**TASK:**
Seek out every line containing the word "Ресурсное", and copy each.

Recorded data
—————
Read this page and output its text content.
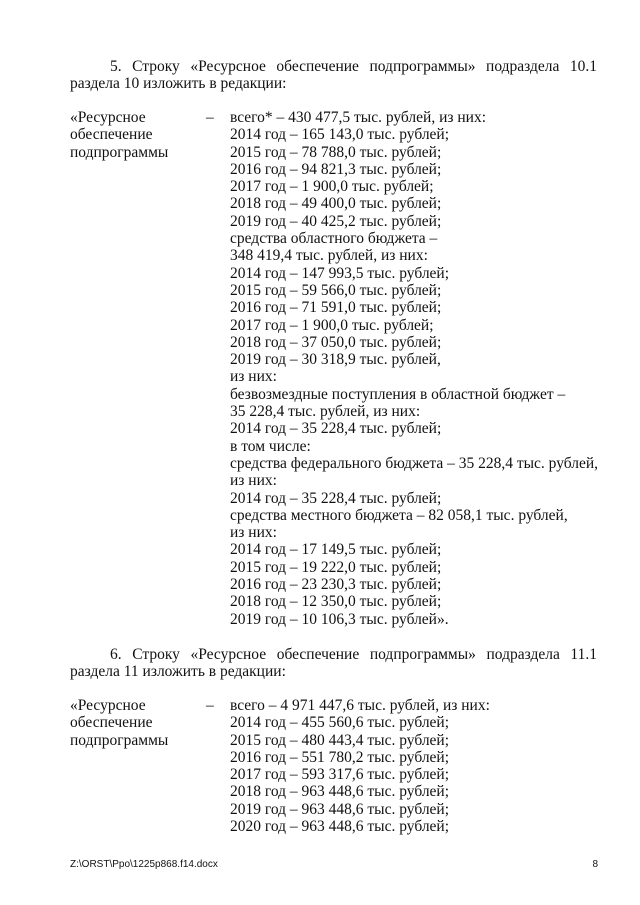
5. Строку «Ресурсное обеспечение подпрограммы» подраздела 10.1
раздела 10 изложить в редакции:
«Ресурсное
обеспечение
подпрограммы
– всего* – 430 477,5 тыс. рублей, из них:
2014 год – 165 143,0 тыс. рублей;
2015 год – 78 788,0 тыс. рублей;
2016 год – 94 821,3 тыс. рублей;
2017 год – 1 900,0 тыс. рублей;
2018 год – 49 400,0 тыс. рублей;
2019 год – 40 425,2 тыс. рублей;
средства областного бюджета –
348 419,4 тыс. рублей, из них:
2014 год – 147 993,5 тыс. рублей;
2015 год – 59 566,0 тыс. рублей;
2016 год – 71 591,0 тыс. рублей;
2017 год – 1 900,0 тыс. рублей;
2018 год – 37 050,0 тыс. рублей;
2019 год – 30 318,9 тыс. рублей,
из них:
безвозмездные поступления в областной бюджет –
35 228,4 тыс. рублей, из них:
2014 год – 35 228,4 тыс. рублей;
в том числе:
средства федерального бюджета – 35 228,4 тыс. рублей,
из них:
2014 год – 35 228,4 тыс. рублей;
средства местного бюджета – 82 058,1 тыс. рублей,
из них:
2014 год – 17 149,5 тыс. рублей;
2015 год – 19 222,0 тыс. рублей;
2016 год – 23 230,3 тыс. рублей;
2018 год – 12 350,0 тыс. рублей;
2019 год – 10 106,3 тыс. рублей».
6. Строку «Ресурсное обеспечение подпрограммы» подраздела 11.1
раздела 11 изложить в редакции:
«Ресурсное
обеспечение
подпрограммы
– всего – 4 971 447,6 тыс. рублей, из них:
2014 год – 455 560,6 тыс. рублей;
2015 год – 480 443,4 тыс. рублей;
2016 год – 551 780,2 тыс. рублей;
2017 год – 593 317,6 тыс. рублей;
2018 год – 963 448,6 тыс. рублей;
2019 год – 963 448,6 тыс. рублей;
2020 год – 963 448,6 тыс. рублей;
Z:\ORST\Ppo\1225p868.f14.docx	8
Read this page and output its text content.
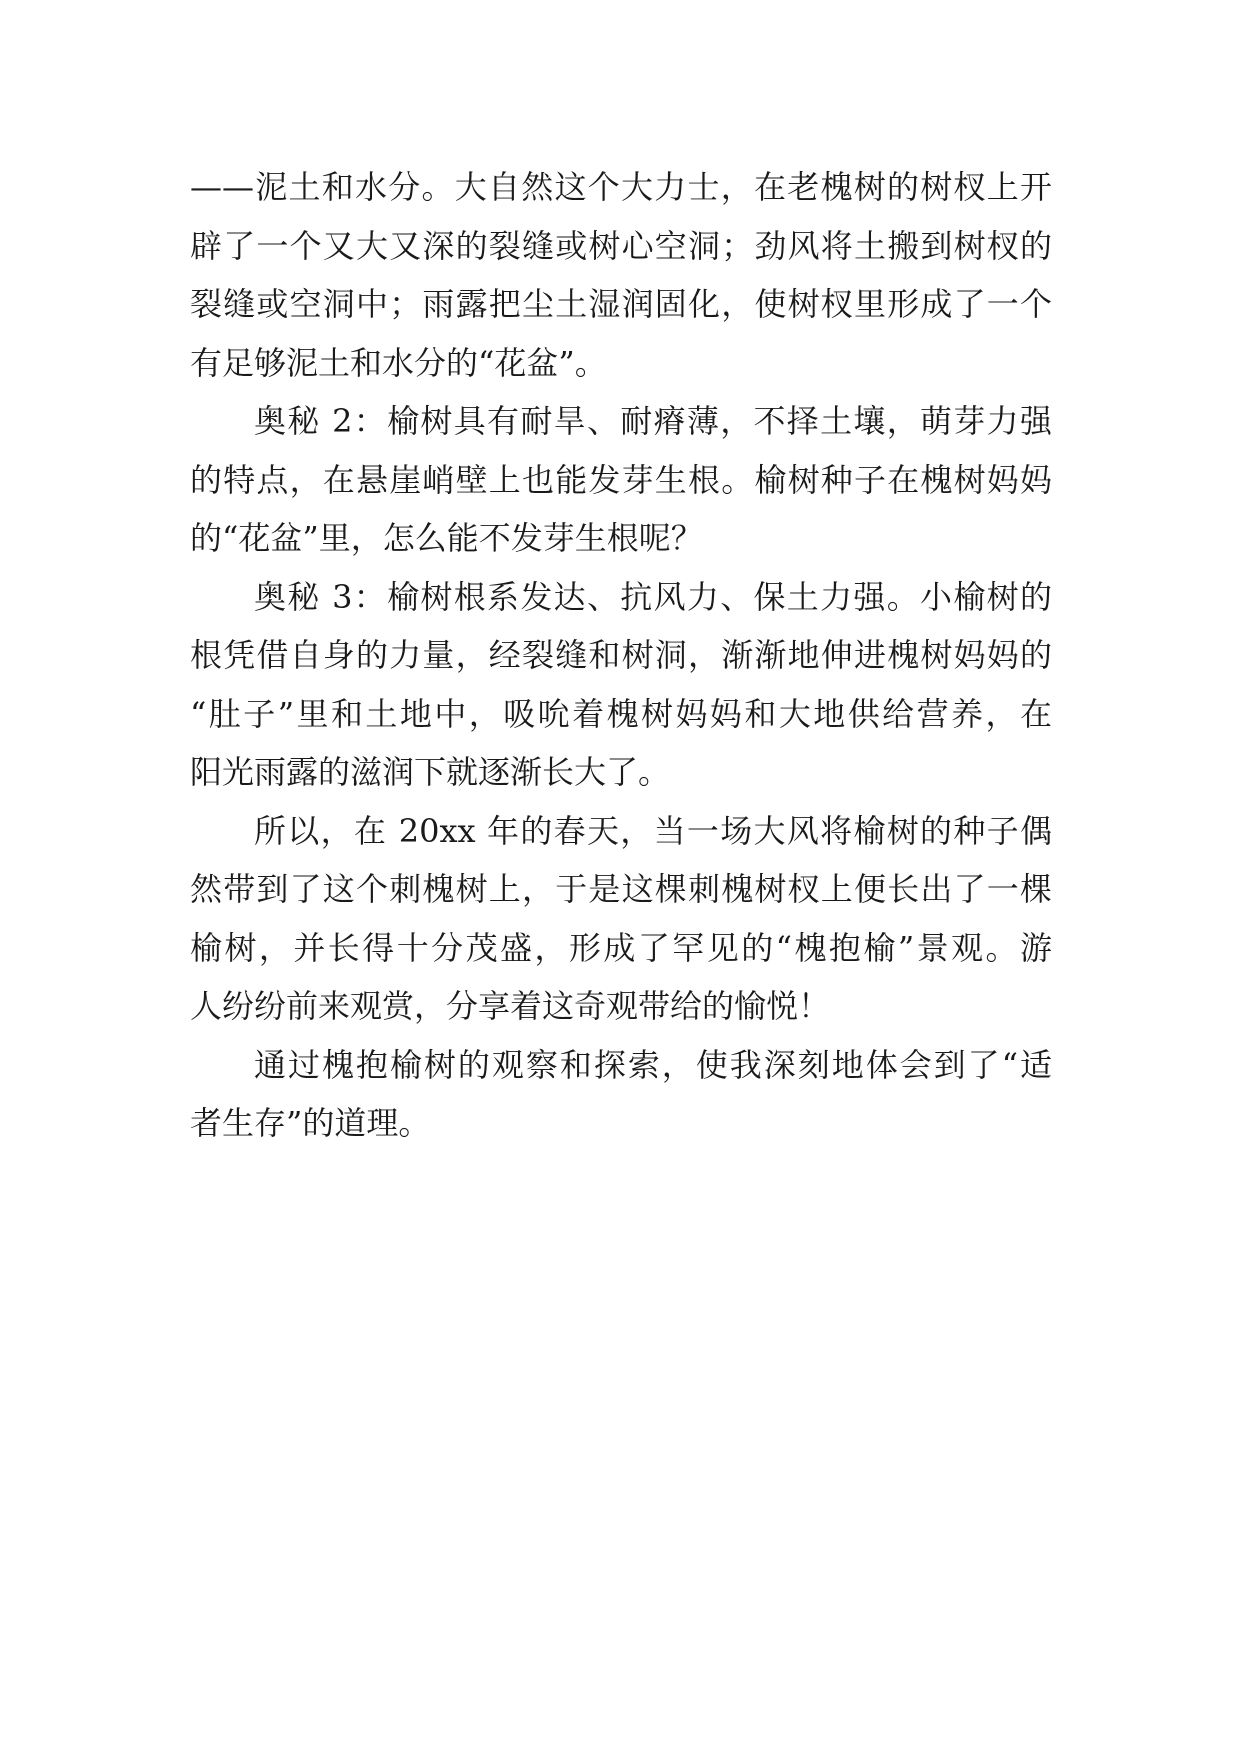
——泥土和水分。大自然这个大力士，在老槐树的树杈上开
辟了一个又大又深的裂缝或树心空洞；劲风将土搬到树杈的
裂缝或空洞中；雨露把尘土湿润固化，使树杈里形成了一个
有足够泥土和水分的“花盆”。

奥秘 2：榆树具有耐旱、耐瘠薄，不择土壤，萌芽力强
的特点，在悬崖峭壁上也能发芽生根。榆树种子在槐树妈妈
的“花盆”里，怎么能不发芽生根呢？

奥秘 3：榆树根系发达、抗风力、保土力强。小榆树的
根凭借自身的力量，经裂缝和树洞，渐渐地伸进槐树妈妈的
“肚子”里和土地中，吸吮着槐树妈妈和大地供给营养，在
阳光雨露的滋润下就逐渐长大了。

所以，在 20xx 年的春天，当一场大风将榆树的种子偶
然带到了这个刺槐树上，于是这棵刺槐树杈上便长出了一棵
榆树，并长得十分茂盛，形成了罕见的“槐抱榆”景观。游
人纷纷前来观赏，分享着这奇观带给的愉悦！

通过槐抱榆树的观察和探索，使我深刻地体会到了“适
者生存”的道理。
—————
**ANSWER TO THE TASK:**
5. Строку «Ресурсное обеспечение подпрограммы» подраздела 10.1
«Ресурсное
6. Строку «Ресурсное обеспечение подпрограммы» подраздела 11.1
«Ресурсное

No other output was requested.